[Data entries]
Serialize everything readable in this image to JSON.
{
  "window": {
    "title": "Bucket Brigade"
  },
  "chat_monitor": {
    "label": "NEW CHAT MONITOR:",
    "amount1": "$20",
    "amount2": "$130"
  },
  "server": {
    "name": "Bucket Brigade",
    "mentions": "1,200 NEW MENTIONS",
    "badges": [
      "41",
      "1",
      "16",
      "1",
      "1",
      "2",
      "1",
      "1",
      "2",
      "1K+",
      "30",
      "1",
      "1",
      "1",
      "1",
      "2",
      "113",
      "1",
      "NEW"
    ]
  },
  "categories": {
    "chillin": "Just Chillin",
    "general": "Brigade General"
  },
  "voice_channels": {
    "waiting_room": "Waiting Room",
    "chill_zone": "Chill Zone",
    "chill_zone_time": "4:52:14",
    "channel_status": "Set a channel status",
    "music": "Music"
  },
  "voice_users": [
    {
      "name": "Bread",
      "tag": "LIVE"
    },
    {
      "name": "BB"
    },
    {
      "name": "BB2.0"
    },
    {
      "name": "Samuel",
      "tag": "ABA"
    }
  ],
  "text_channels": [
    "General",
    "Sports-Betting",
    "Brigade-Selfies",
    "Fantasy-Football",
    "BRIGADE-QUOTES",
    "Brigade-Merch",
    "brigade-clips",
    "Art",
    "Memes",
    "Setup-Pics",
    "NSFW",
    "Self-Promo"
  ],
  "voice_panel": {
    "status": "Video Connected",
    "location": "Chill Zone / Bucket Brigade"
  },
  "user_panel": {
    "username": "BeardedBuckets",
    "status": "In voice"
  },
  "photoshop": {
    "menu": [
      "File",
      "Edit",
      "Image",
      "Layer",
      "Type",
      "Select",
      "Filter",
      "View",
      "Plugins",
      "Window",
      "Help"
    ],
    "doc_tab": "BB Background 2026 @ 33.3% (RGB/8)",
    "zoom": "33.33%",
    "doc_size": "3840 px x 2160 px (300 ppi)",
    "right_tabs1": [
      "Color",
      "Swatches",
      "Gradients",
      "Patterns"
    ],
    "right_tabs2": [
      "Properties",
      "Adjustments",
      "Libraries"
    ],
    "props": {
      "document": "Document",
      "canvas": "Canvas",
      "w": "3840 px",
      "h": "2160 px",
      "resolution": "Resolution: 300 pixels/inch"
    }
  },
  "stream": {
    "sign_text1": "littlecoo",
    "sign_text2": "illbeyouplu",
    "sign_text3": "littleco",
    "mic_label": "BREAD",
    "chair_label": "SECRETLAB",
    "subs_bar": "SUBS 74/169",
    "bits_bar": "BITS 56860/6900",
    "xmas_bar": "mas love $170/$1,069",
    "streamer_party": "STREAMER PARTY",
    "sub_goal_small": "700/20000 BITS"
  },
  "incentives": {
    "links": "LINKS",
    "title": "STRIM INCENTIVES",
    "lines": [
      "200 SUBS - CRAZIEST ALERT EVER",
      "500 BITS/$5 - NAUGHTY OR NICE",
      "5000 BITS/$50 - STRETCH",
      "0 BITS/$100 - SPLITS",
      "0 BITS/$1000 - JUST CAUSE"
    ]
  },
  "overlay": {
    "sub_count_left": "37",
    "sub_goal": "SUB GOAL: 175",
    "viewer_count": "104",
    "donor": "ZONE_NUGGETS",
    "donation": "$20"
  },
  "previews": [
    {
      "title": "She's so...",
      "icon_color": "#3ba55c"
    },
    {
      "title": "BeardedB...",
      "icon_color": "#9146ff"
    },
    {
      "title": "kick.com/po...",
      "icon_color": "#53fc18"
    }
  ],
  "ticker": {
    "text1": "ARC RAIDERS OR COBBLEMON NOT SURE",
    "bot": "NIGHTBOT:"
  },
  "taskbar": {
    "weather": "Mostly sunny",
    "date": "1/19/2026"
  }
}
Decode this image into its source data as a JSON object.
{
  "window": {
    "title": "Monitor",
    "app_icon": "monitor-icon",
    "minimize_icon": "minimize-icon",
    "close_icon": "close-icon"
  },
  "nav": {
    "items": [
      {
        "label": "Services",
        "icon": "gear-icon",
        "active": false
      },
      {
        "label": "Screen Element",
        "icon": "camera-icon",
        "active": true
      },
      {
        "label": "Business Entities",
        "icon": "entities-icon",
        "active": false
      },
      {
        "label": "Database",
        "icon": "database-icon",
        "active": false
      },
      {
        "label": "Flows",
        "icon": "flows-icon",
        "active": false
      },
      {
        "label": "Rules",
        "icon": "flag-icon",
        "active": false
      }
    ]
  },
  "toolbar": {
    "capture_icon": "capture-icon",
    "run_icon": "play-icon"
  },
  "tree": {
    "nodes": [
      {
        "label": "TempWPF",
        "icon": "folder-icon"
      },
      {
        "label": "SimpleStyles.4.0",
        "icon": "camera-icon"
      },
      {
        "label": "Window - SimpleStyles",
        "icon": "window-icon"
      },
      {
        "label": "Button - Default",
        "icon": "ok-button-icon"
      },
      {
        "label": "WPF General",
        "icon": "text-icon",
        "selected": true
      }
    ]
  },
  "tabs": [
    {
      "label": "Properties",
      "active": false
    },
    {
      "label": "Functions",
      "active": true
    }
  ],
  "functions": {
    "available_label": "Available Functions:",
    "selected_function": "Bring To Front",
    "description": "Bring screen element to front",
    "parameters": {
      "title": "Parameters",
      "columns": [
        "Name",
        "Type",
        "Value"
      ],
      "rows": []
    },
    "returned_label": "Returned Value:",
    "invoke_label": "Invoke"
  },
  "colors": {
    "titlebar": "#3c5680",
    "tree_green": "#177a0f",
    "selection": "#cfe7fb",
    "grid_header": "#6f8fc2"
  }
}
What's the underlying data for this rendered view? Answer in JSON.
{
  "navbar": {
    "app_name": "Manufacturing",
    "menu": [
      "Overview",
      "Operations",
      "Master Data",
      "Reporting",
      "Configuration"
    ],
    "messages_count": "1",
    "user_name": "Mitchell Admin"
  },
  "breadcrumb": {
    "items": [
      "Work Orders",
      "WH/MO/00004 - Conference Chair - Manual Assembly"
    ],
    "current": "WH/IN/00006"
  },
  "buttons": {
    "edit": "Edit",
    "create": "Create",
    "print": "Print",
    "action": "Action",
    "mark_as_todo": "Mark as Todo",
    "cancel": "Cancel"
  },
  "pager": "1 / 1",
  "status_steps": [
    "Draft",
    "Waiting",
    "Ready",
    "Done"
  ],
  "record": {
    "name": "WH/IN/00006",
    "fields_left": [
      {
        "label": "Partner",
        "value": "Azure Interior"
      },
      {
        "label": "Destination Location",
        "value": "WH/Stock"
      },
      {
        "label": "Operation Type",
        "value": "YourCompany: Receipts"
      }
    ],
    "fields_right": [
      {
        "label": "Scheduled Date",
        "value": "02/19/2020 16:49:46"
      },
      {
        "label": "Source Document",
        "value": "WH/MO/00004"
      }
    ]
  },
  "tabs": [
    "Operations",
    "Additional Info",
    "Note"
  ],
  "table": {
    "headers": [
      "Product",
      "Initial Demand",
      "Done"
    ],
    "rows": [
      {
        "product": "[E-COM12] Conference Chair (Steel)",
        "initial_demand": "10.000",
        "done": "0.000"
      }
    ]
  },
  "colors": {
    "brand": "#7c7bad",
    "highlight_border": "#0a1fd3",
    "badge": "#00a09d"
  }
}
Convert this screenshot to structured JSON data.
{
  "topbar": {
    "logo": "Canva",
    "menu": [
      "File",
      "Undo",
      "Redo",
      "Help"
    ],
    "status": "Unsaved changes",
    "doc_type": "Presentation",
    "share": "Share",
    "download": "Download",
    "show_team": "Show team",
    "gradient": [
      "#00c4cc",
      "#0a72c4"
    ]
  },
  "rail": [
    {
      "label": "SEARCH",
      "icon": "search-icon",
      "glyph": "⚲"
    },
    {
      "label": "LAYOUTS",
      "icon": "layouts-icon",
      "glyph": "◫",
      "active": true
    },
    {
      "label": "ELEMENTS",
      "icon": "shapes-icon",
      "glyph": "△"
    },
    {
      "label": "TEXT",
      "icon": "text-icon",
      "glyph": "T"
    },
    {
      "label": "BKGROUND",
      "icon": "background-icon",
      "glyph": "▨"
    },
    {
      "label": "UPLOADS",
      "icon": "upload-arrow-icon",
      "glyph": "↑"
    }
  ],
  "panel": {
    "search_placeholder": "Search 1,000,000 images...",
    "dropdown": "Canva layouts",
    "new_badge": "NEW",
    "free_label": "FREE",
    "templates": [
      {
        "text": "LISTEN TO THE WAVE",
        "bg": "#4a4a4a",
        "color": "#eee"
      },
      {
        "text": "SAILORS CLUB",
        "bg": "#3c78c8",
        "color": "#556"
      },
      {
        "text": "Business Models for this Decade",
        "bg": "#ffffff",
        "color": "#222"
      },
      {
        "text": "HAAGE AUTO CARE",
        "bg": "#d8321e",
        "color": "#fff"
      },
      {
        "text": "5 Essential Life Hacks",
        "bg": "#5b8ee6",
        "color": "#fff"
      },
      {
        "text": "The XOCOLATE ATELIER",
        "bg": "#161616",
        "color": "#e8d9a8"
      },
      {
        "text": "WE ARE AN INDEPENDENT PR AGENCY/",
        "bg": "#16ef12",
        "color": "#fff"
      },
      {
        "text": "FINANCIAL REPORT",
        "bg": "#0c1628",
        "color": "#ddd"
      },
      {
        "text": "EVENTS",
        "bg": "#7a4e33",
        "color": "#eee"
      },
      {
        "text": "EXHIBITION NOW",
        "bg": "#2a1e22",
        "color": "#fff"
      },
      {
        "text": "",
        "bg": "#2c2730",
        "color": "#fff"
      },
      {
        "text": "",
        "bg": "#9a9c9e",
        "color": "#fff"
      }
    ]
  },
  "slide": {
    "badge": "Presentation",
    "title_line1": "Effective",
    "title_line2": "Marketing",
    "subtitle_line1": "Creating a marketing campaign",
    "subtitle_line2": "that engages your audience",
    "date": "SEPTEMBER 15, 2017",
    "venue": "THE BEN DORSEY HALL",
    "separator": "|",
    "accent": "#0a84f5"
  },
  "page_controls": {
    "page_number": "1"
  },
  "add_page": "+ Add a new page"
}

» **EXERCISE DETAILS**
Only lines with the word "Business" should be collected from the material.

» **OUTPUT FOR THIS TASK**
        "label": "Business Entities",
        "text": "Business Models for this Decade",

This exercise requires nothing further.